* Work required *
Leaving out the pictures, retype all the material exactly.

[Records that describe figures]
◇ ◇ ◇ ◇ ◇
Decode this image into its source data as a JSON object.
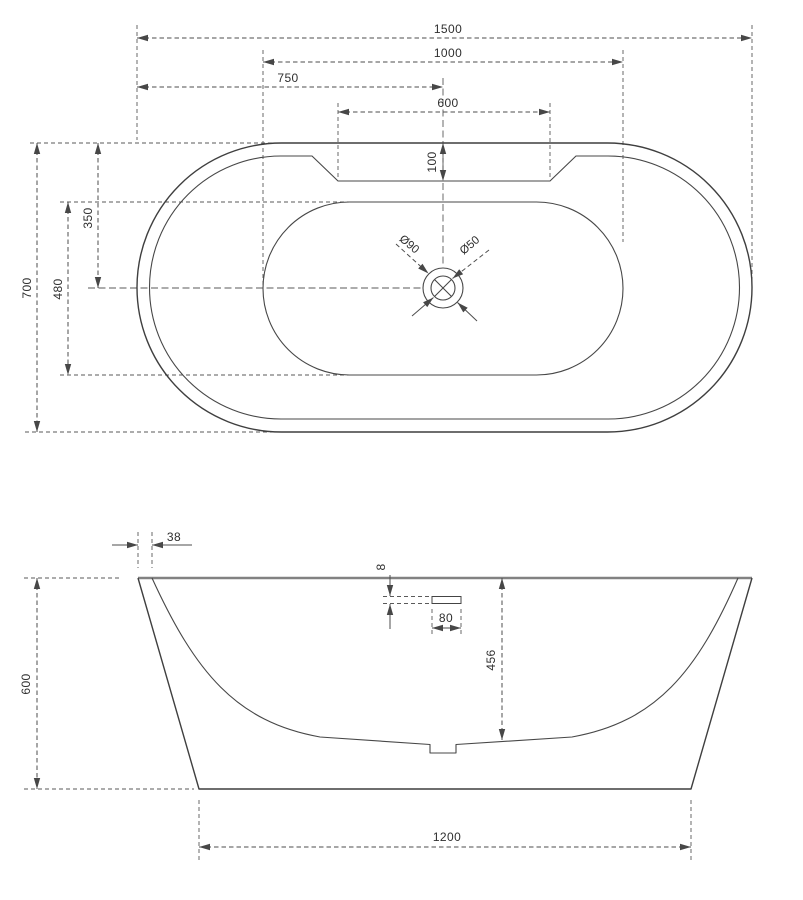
{
  "meta": {
    "background": "#ffffff",
    "line_color": "#3f3f3f",
    "dim_color": "#4d4d4d",
    "drawing_type": "bathtub dimensional drawing, plan view and front elevation"
  },
  "top_view": {
    "labels": {
      "overall_length": "1500",
      "inner_basin_length": "1000",
      "half_length": "750",
      "deck_notch_width": "600",
      "deck_notch_depth": "100",
      "overall_width": "700",
      "inner_basin_width": "480",
      "drain_offset_from_edge": "350",
      "drain_outer_diameter": "Ø90",
      "drain_hole_diameter": "Ø50"
    }
  },
  "front_view": {
    "labels": {
      "rim_thickness": "38",
      "overall_height": "600",
      "overflow_offset": "8",
      "overflow_width": "80",
      "inner_depth": "456",
      "base_length": "1200"
    }
  }
}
◇ ◇ ◇ ◇ ◇
* Result for this task *
Decode this image into its source data as a JSON object.
{
  "meta": {
    "background": "#ffffff",
    "line_color": "#3f3f3f",
    "dim_color": "#4d4d4d",
    "drawing_type": "bathtub dimensional drawing, plan view and front elevation"
  },
  "top_view": {
    "labels": {
      "overall_length": "1500",
      "inner_basin_length": "1000",
      "half_length": "750",
      "deck_notch_width": "600",
      "deck_notch_depth": "100",
      "overall_width": "700",
      "inner_basin_width": "480",
      "drain_offset_from_edge": "350",
      "drain_outer_diameter": "Ø90",
      "drain_hole_diameter": "Ø50"
    }
  },
  "front_view": {
    "labels": {
      "rim_thickness": "38",
      "overall_height": "600",
      "overflow_offset": "8",
      "overflow_width": "80",
      "inner_depth": "456",
      "base_length": "1200"
    }
  }
}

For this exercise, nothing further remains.